#### Task goal
Reply only with how many lines below contain "pairs".

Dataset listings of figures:
- Opening Delimiter -
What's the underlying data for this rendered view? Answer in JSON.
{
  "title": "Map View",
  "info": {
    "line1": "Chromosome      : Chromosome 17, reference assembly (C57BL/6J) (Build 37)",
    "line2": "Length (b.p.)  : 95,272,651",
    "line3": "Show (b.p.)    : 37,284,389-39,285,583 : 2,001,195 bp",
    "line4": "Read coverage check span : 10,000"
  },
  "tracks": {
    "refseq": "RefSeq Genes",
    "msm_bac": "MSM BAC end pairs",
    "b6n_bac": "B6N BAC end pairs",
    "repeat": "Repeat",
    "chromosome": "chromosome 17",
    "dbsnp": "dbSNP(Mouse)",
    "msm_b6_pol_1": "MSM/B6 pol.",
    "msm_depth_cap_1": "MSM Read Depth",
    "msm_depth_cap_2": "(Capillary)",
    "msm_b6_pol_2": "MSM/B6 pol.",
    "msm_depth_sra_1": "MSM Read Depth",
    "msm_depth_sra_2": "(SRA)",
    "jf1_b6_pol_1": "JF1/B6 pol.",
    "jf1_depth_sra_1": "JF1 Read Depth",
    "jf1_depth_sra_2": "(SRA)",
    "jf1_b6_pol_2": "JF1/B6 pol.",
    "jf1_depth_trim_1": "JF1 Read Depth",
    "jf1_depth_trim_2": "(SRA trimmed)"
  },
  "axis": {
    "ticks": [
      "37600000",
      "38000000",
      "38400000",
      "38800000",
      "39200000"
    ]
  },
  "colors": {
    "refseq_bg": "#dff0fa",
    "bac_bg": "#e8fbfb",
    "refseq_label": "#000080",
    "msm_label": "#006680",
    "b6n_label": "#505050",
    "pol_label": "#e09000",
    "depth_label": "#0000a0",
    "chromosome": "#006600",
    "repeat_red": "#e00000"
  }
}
- Closing Delimiter -
#### Completed exercise
2